#### INFORMATION SHOWN ####

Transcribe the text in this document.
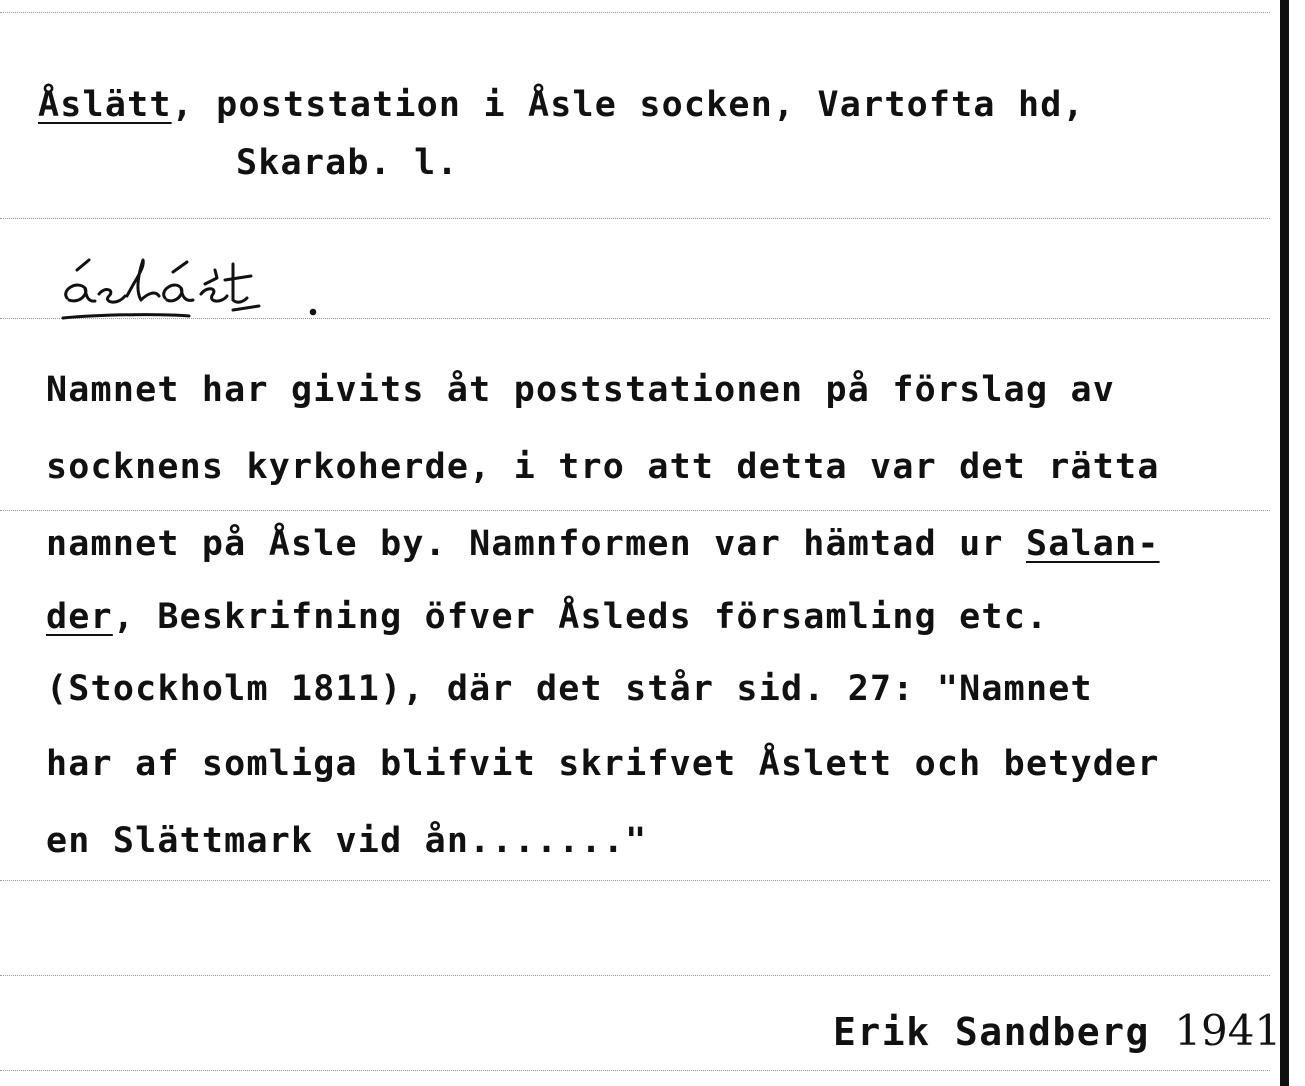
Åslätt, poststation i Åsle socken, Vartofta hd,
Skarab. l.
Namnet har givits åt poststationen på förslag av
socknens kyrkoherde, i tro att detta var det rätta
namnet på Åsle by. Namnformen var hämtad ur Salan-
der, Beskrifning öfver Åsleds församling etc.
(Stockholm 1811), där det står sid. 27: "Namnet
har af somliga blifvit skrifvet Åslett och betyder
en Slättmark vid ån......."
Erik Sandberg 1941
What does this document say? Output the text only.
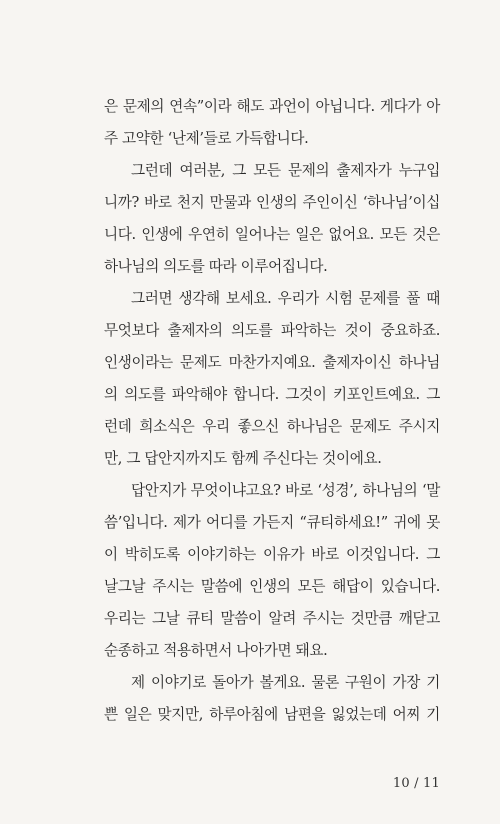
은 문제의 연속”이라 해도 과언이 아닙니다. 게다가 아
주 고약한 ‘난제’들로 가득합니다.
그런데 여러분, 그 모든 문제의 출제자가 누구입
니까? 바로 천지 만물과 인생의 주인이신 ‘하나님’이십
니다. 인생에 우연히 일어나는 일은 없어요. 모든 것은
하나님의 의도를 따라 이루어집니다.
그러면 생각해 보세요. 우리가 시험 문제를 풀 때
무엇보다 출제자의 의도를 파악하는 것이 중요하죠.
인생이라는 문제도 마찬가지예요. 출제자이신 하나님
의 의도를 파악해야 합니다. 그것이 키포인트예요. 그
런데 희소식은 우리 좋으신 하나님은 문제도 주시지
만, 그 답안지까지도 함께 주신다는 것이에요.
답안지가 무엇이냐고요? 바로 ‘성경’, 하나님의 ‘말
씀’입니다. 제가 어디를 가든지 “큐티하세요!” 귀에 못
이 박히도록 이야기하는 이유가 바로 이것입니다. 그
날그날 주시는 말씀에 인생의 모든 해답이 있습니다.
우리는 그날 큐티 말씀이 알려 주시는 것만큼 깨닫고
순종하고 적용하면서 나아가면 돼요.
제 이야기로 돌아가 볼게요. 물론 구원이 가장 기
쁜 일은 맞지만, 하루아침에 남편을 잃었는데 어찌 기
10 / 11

####

In the data above, find the line containing "What does this"; from there, please write out each line through the end, exactly, with the pictures omitted.

What does this document say? Output the text only.
은 문제의 연속”이라 해도 과언이 아닙니다. 게다가 아
주 고약한 ‘난제’들로 가득합니다.
그런데 여러분, 그 모든 문제의 출제자가 누구입
니까? 바로 천지 만물과 인생의 주인이신 ‘하나님’이십
니다. 인생에 우연히 일어나는 일은 없어요. 모든 것은
하나님의 의도를 따라 이루어집니다.
그러면 생각해 보세요. 우리가 시험 문제를 풀 때
무엇보다 출제자의 의도를 파악하는 것이 중요하죠.
인생이라는 문제도 마찬가지예요. 출제자이신 하나님
의 의도를 파악해야 합니다. 그것이 키포인트예요. 그
런데 희소식은 우리 좋으신 하나님은 문제도 주시지
만, 그 답안지까지도 함께 주신다는 것이에요.
답안지가 무엇이냐고요? 바로 ‘성경’, 하나님의 ‘말
씀’입니다. 제가 어디를 가든지 “큐티하세요!” 귀에 못
이 박히도록 이야기하는 이유가 바로 이것입니다. 그
날그날 주시는 말씀에 인생의 모든 해답이 있습니다.
우리는 그날 큐티 말씀이 알려 주시는 것만큼 깨닫고
순종하고 적용하면서 나아가면 돼요.
제 이야기로 돌아가 볼게요. 물론 구원이 가장 기
쁜 일은 맞지만, 하루아침에 남편을 잃었는데 어찌 기
10 / 11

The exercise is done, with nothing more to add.